STATED GOAL: Search the data for the word "asthenosphere". Reproduce every line where it is found.

Start of MATERIAL SHOWN

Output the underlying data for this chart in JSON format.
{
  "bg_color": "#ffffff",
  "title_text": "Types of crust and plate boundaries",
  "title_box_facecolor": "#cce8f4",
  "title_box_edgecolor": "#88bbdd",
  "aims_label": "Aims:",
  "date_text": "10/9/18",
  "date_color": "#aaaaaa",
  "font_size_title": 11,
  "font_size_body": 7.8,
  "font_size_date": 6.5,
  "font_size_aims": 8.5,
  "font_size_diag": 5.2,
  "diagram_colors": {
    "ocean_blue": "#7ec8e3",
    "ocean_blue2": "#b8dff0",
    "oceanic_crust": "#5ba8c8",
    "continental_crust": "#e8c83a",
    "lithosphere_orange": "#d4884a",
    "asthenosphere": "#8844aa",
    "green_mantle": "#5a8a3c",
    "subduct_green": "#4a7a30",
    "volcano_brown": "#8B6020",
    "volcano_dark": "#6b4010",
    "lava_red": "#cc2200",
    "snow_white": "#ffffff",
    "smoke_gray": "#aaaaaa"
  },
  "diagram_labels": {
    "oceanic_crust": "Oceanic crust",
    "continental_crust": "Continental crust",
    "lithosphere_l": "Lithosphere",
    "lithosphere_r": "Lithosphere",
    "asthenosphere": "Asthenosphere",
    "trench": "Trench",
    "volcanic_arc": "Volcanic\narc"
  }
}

End of MATERIAL SHOWN

WRITTEN SOLUTION:
    "asthenosphere": "#8844aa",
    "asthenosphere": "Asthenosphere",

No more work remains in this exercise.